Output all lines exactly.

__RECORDED INFORMATION__.
------------------------------------------------

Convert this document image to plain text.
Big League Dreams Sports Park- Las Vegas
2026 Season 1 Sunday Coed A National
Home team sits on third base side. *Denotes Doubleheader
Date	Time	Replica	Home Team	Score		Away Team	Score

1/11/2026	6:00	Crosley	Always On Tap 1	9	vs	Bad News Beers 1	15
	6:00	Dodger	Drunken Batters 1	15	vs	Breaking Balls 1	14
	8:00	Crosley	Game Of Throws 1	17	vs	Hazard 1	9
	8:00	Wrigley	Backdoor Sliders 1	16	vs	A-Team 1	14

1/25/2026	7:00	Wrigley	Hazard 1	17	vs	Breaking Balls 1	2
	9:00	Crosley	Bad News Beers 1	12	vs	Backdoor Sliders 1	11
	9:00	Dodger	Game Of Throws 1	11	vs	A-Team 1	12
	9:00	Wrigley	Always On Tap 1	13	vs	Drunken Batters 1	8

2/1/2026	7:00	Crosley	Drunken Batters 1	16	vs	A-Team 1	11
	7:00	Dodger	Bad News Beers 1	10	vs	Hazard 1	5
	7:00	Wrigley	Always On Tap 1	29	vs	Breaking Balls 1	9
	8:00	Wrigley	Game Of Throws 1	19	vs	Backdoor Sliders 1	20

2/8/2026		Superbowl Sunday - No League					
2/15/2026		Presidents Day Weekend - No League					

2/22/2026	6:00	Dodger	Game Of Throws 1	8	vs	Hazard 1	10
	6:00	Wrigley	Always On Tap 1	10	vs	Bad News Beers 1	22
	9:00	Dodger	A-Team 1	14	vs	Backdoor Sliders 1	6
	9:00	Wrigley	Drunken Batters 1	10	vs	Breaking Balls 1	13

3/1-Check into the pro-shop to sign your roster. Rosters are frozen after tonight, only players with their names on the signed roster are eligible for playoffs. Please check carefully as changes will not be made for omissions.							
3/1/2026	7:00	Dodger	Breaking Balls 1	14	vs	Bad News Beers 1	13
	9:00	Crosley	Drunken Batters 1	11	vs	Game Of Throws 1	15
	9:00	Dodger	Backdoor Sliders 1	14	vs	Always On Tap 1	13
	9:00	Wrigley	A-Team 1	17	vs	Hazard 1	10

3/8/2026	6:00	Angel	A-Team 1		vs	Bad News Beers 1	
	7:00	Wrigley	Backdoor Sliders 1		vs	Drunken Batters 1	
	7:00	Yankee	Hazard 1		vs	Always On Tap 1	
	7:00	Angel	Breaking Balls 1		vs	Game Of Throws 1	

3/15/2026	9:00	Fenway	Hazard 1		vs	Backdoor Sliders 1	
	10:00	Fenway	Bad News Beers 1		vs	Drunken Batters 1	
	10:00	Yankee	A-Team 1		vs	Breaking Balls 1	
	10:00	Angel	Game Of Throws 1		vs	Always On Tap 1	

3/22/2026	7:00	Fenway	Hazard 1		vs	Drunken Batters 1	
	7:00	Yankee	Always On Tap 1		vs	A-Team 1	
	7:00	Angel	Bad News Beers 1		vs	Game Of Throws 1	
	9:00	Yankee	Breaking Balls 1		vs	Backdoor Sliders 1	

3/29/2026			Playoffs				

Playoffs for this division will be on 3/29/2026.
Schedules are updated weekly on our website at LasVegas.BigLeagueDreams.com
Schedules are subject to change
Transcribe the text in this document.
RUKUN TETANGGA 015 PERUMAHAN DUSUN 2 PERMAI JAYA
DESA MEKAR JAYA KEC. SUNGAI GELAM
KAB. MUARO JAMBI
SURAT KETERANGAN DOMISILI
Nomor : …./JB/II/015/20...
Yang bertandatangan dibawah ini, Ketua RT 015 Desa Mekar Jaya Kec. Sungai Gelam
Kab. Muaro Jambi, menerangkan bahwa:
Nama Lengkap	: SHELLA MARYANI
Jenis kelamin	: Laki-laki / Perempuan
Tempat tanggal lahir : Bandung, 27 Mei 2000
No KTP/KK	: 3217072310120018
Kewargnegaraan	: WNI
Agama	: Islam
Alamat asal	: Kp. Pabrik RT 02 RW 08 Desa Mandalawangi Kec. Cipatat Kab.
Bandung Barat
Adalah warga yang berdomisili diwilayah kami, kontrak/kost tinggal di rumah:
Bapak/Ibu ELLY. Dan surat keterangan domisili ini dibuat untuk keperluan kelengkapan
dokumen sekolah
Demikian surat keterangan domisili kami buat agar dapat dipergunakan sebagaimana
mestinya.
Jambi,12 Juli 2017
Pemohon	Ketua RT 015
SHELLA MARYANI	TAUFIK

------------------------------------------------

__SOLUTION FOR THIS EXERCISE__.
Convert this document image to plain text.
Big League Dreams Sports Park- Las Vegas
2026 Season 1 Sunday Coed A National
Home team sits on third base side. *Denotes Doubleheader
Date	Time	Replica	Home Team	Score		Away Team	Score

1/11/2026	6:00	Crosley	Always On Tap 1	9	vs	Bad News Beers 1	15
	6:00	Dodger	Drunken Batters 1	15	vs	Breaking Balls 1	14
	8:00	Crosley	Game Of Throws 1	17	vs	Hazard 1	9
	8:00	Wrigley	Backdoor Sliders 1	16	vs	A-Team 1	14

1/25/2026	7:00	Wrigley	Hazard 1	17	vs	Breaking Balls 1	2
	9:00	Crosley	Bad News Beers 1	12	vs	Backdoor Sliders 1	11
	9:00	Dodger	Game Of Throws 1	11	vs	A-Team 1	12
	9:00	Wrigley	Always On Tap 1	13	vs	Drunken Batters 1	8

2/1/2026	7:00	Crosley	Drunken Batters 1	16	vs	A-Team 1	11
	7:00	Dodger	Bad News Beers 1	10	vs	Hazard 1	5
	7:00	Wrigley	Always On Tap 1	29	vs	Breaking Balls 1	9
	8:00	Wrigley	Game Of Throws 1	19	vs	Backdoor Sliders 1	20

2/8/2026		Superbowl Sunday - No League					
2/15/2026		Presidents Day Weekend - No League					

2/22/2026	6:00	Dodger	Game Of Throws 1	8	vs	Hazard 1	10
	6:00	Wrigley	Always On Tap 1	10	vs	Bad News Beers 1	22
	9:00	Dodger	A-Team 1	14	vs	Backdoor Sliders 1	6
	9:00	Wrigley	Drunken Batters 1	10	vs	Breaking Balls 1	13

3/1-Check into the pro-shop to sign your roster. Rosters are frozen after tonight, only players with their names on the signed roster are eligible for playoffs. Please check carefully as changes will not be made for omissions.							
3/1/2026	7:00	Dodger	Breaking Balls 1	14	vs	Bad News Beers 1	13
	9:00	Crosley	Drunken Batters 1	11	vs	Game Of Throws 1	15
	9:00	Dodger	Backdoor Sliders 1	14	vs	Always On Tap 1	13
	9:00	Wrigley	A-Team 1	17	vs	Hazard 1	10

3/8/2026	6:00	Angel	A-Team 1		vs	Bad News Beers 1	
	7:00	Wrigley	Backdoor Sliders 1		vs	Drunken Batters 1	
	7:00	Yankee	Hazard 1		vs	Always On Tap 1	
	7:00	Angel	Breaking Balls 1		vs	Game Of Throws 1	

3/15/2026	9:00	Fenway	Hazard 1		vs	Backdoor Sliders 1	
	10:00	Fenway	Bad News Beers 1		vs	Drunken Batters 1	
	10:00	Yankee	A-Team 1		vs	Breaking Balls 1	
	10:00	Angel	Game Of Throws 1		vs	Always On Tap 1	

3/22/2026	7:00	Fenway	Hazard 1		vs	Drunken Batters 1	
	7:00	Yankee	Always On Tap 1		vs	A-Team 1	
	7:00	Angel	Bad News Beers 1		vs	Game Of Throws 1	
	9:00	Yankee	Breaking Balls 1		vs	Backdoor Sliders 1	

3/29/2026			Playoffs				

Playoffs for this division will be on 3/29/2026.
Schedules are updated weekly on our website at LasVegas.BigLeagueDreams.com
Schedules are subject to change
Transcribe the text in this document.
RUKUN TETANGGA 015 PERUMAHAN DUSUN 2 PERMAI JAYA
DESA MEKAR JAYA KEC. SUNGAI GELAM
KAB. MUARO JAMBI
SURAT KETERANGAN DOMISILI
Nomor : …./JB/II/015/20...
Yang bertandatangan dibawah ini, Ketua RT 015 Desa Mekar Jaya Kec. Sungai Gelam
Kab. Muaro Jambi, menerangkan bahwa:
Nama Lengkap	: SHELLA MARYANI
Jenis kelamin	: Laki-laki / Perempuan
Tempat tanggal lahir : Bandung, 27 Mei 2000
No KTP/KK	: 3217072310120018
Kewargnegaraan	: WNI
Agama	: Islam
Alamat asal	: Kp. Pabrik RT 02 RW 08 Desa Mandalawangi Kec. Cipatat Kab.
Bandung Barat
Adalah warga yang berdomisili diwilayah kami, kontrak/kost tinggal di rumah:
Bapak/Ibu ELLY. Dan surat keterangan domisili ini dibuat untuk keperluan kelengkapan
dokumen sekolah
Demikian surat keterangan domisili kami buat agar dapat dipergunakan sebagaimana
mestinya.
Jambi,12 Juli 2017
Pemohon	Ketua RT 015
SHELLA MARYANI	TAUFIK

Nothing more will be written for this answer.